◆ What to work on
Below is a listing; write it out exactly and drop any images from it.

◆ Provided data
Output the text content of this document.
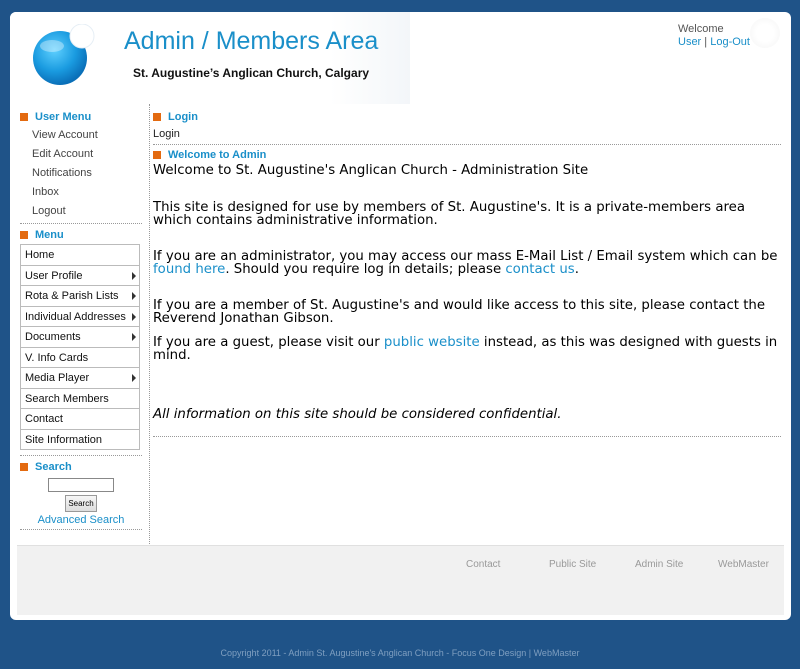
Admin / Members Area
St. Augustine’s Anglican Church, Calgary
Welcome
User | Log-Out
User Menu
View Account
Edit Account
Notifications
Inbox
Logout
Menu
Home
User Profile
Rota & Parish Lists
Individual Addresses
Documents
V. Info Cards
Media Player
Search Members
Contact
Site Information
Search
Search
Advanced Search
Login
Login
Welcome to Admin

Welcome to St. Augustine's Anglican Church - Administration Site

This site is designed for use by members of St. Augustine's. It is a private-members area which contains administrative information.

If you are an administrator, you may access our mass E-Mail List / Email system which can be found here. Should you require log in details; please contact us.

If you are a member of St. Augustine's and would like access to this site, please contact the Reverend Jonathan Gibson.

If you are a guest, please visit our public website instead, as this was designed with guests in mind.

All information on this site should be considered confidential.

Contact	Public Site	Admin Site	WebMaster
Copyright 2011 - Admin St. Augustine's Anglican Church - Focus One Design | WebMaster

◆ Solution
Output the text content of this document.
Admin / Members Area
St. Augustine’s Anglican Church, Calgary
Welcome
User | Log-Out
User Menu
View Account
Edit Account
Notifications
Inbox
Logout
Menu
Home
User Profile
Rota & Parish Lists
Individual Addresses
Documents
V. Info Cards
Media Player
Search Members
Contact
Site Information
Search
Search
Advanced Search
Login
Login
Welcome to Admin

Welcome to St. Augustine's Anglican Church - Administration Site

This site is designed for use by members of St. Augustine's. It is a private-members area which contains administrative information.

If you are an administrator, you may access our mass E-Mail List / Email system which can be found here. Should you require log in details; please contact us.

If you are a member of St. Augustine's and would like access to this site, please contact the Reverend Jonathan Gibson.

If you are a guest, please visit our public website instead, as this was designed with guests in mind.

All information on this site should be considered confidential.

Contact	Public Site	Admin Site	WebMaster
Copyright 2011 - Admin St. Augustine's Anglican Church - Focus One Design | WebMaster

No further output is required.